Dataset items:

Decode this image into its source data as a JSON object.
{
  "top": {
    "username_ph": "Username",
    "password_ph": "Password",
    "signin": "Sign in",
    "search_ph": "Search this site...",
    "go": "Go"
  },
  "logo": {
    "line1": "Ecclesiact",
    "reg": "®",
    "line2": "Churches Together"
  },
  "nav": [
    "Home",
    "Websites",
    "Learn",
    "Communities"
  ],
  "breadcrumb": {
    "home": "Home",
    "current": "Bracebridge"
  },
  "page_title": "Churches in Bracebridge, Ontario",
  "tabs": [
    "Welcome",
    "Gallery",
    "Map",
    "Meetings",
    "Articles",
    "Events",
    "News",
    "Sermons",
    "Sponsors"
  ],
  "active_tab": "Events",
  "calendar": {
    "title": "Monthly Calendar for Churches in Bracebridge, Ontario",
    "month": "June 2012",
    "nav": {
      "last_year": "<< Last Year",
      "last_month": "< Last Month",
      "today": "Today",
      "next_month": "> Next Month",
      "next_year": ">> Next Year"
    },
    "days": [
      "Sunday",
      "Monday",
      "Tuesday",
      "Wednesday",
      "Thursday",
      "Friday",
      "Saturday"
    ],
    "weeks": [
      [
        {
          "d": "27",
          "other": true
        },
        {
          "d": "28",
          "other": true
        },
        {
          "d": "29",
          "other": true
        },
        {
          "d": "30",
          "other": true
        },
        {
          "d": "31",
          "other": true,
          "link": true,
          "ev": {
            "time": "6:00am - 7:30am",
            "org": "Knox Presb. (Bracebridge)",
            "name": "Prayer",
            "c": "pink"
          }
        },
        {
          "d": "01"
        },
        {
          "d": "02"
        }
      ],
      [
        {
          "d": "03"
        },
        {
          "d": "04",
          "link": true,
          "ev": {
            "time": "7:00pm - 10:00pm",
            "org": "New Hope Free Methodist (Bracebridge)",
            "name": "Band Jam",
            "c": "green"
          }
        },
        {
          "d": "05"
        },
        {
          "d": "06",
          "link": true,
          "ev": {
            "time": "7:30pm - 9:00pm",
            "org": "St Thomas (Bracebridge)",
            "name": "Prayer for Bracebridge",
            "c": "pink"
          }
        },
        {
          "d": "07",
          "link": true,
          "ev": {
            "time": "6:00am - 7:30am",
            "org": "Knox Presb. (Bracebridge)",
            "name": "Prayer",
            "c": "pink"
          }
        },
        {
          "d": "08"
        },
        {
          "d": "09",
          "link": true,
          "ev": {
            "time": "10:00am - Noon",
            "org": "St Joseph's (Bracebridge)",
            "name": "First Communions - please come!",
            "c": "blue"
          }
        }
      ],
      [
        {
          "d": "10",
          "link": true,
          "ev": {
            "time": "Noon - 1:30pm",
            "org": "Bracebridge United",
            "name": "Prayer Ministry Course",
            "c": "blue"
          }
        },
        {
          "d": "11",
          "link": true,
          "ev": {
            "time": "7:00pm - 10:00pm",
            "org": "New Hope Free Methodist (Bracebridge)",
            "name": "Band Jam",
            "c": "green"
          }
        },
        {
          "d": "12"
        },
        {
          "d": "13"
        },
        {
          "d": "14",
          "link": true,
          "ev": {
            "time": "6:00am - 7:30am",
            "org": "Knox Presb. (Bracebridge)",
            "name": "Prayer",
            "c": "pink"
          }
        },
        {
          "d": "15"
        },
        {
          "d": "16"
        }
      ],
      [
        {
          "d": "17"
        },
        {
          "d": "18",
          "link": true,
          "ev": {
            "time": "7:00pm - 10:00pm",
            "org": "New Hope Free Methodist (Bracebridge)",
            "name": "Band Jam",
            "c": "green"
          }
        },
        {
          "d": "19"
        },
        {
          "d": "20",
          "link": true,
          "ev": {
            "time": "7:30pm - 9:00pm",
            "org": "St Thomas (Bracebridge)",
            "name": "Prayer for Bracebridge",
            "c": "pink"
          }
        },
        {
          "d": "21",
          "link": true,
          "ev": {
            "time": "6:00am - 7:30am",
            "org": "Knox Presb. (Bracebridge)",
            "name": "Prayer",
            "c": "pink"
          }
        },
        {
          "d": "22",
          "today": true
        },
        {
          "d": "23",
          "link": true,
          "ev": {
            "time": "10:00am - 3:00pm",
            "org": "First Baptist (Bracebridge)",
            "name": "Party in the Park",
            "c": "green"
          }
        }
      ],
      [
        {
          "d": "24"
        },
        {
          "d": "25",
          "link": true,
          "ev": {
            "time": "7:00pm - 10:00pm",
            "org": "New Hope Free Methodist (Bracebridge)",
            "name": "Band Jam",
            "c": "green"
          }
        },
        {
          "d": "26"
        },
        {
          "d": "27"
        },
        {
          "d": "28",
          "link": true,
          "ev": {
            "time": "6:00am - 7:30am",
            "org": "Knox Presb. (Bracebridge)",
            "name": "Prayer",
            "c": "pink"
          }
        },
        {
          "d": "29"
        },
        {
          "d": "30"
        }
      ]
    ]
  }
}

Problem requirements: Extract the full listing and reproduce each line exactly.

Result of the exercise:
Decode this image into its source data as a JSON object.
{
  "top": {
    "username_ph": "Username",
    "password_ph": "Password",
    "signin": "Sign in",
    "search_ph": "Search this site...",
    "go": "Go"
  },
  "logo": {
    "line1": "Ecclesiact",
    "reg": "®",
    "line2": "Churches Together"
  },
  "nav": [
    "Home",
    "Websites",
    "Learn",
    "Communities"
  ],
  "breadcrumb": {
    "home": "Home",
    "current": "Bracebridge"
  },
  "page_title": "Churches in Bracebridge, Ontario",
  "tabs": [
    "Welcome",
    "Gallery",
    "Map",
    "Meetings",
    "Articles",
    "Events",
    "News",
    "Sermons",
    "Sponsors"
  ],
  "active_tab": "Events",
  "calendar": {
    "title": "Monthly Calendar for Churches in Bracebridge, Ontario",
    "month": "June 2012",
    "nav": {
      "last_year": "<< Last Year",
      "last_month": "< Last Month",
      "today": "Today",
      "next_month": "> Next Month",
      "next_year": ">> Next Year"
    },
    "days": [
      "Sunday",
      "Monday",
      "Tuesday",
      "Wednesday",
      "Thursday",
      "Friday",
      "Saturday"
    ],
    "weeks": [
      [
        {
          "d": "27",
          "other": true
        },
        {
          "d": "28",
          "other": true
        },
        {
          "d": "29",
          "other": true
        },
        {
          "d": "30",
          "other": true
        },
        {
          "d": "31",
          "other": true,
          "link": true,
          "ev": {
            "time": "6:00am - 7:30am",
            "org": "Knox Presb. (Bracebridge)",
            "name": "Prayer",
            "c": "pink"
          }
        },
        {
          "d": "01"
        },
        {
          "d": "02"
        }
      ],
      [
        {
          "d": "03"
        },
        {
          "d": "04",
          "link": true,
          "ev": {
            "time": "7:00pm - 10:00pm",
            "org": "New Hope Free Methodist (Bracebridge)",
            "name": "Band Jam",
            "c": "green"
          }
        },
        {
          "d": "05"
        },
        {
          "d": "06",
          "link": true,
          "ev": {
            "time": "7:30pm - 9:00pm",
            "org": "St Thomas (Bracebridge)",
            "name": "Prayer for Bracebridge",
            "c": "pink"
          }
        },
        {
          "d": "07",
          "link": true,
          "ev": {
            "time": "6:00am - 7:30am",
            "org": "Knox Presb. (Bracebridge)",
            "name": "Prayer",
            "c": "pink"
          }
        },
        {
          "d": "08"
        },
        {
          "d": "09",
          "link": true,
          "ev": {
            "time": "10:00am - Noon",
            "org": "St Joseph's (Bracebridge)",
            "name": "First Communions - please come!",
            "c": "blue"
          }
        }
      ],
      [
        {
          "d": "10",
          "link": true,
          "ev": {
            "time": "Noon - 1:30pm",
            "org": "Bracebridge United",
            "name": "Prayer Ministry Course",
            "c": "blue"
          }
        },
        {
          "d": "11",
          "link": true,
          "ev": {
            "time": "7:00pm - 10:00pm",
            "org": "New Hope Free Methodist (Bracebridge)",
            "name": "Band Jam",
            "c": "green"
          }
        },
        {
          "d": "12"
        },
        {
          "d": "13"
        },
        {
          "d": "14",
          "link": true,
          "ev": {
            "time": "6:00am - 7:30am",
            "org": "Knox Presb. (Bracebridge)",
            "name": "Prayer",
            "c": "pink"
          }
        },
        {
          "d": "15"
        },
        {
          "d": "16"
        }
      ],
      [
        {
          "d": "17"
        },
        {
          "d": "18",
          "link": true,
          "ev": {
            "time": "7:00pm - 10:00pm",
            "org": "New Hope Free Methodist (Bracebridge)",
            "name": "Band Jam",
            "c": "green"
          }
        },
        {
          "d": "19"
        },
        {
          "d": "20",
          "link": true,
          "ev": {
            "time": "7:30pm - 9:00pm",
            "org": "St Thomas (Bracebridge)",
            "name": "Prayer for Bracebridge",
            "c": "pink"
          }
        },
        {
          "d": "21",
          "link": true,
          "ev": {
            "time": "6:00am - 7:30am",
            "org": "Knox Presb. (Bracebridge)",
            "name": "Prayer",
            "c": "pink"
          }
        },
        {
          "d": "22",
          "today": true
        },
        {
          "d": "23",
          "link": true,
          "ev": {
            "time": "10:00am - 3:00pm",
            "org": "First Baptist (Bracebridge)",
            "name": "Party in the Park",
            "c": "green"
          }
        }
      ],
      [
        {
          "d": "24"
        },
        {
          "d": "25",
          "link": true,
          "ev": {
            "time": "7:00pm - 10:00pm",
            "org": "New Hope Free Methodist (Bracebridge)",
            "name": "Band Jam",
            "c": "green"
          }
        },
        {
          "d": "26"
        },
        {
          "d": "27"
        },
        {
          "d": "28",
          "link": true,
          "ev": {
            "time": "6:00am - 7:30am",
            "org": "Knox Presb. (Bracebridge)",
            "name": "Prayer",
            "c": "pink"
          }
        },
        {
          "d": "29"
        },
        {
          "d": "30"
        }
      ]
    ]
  }
}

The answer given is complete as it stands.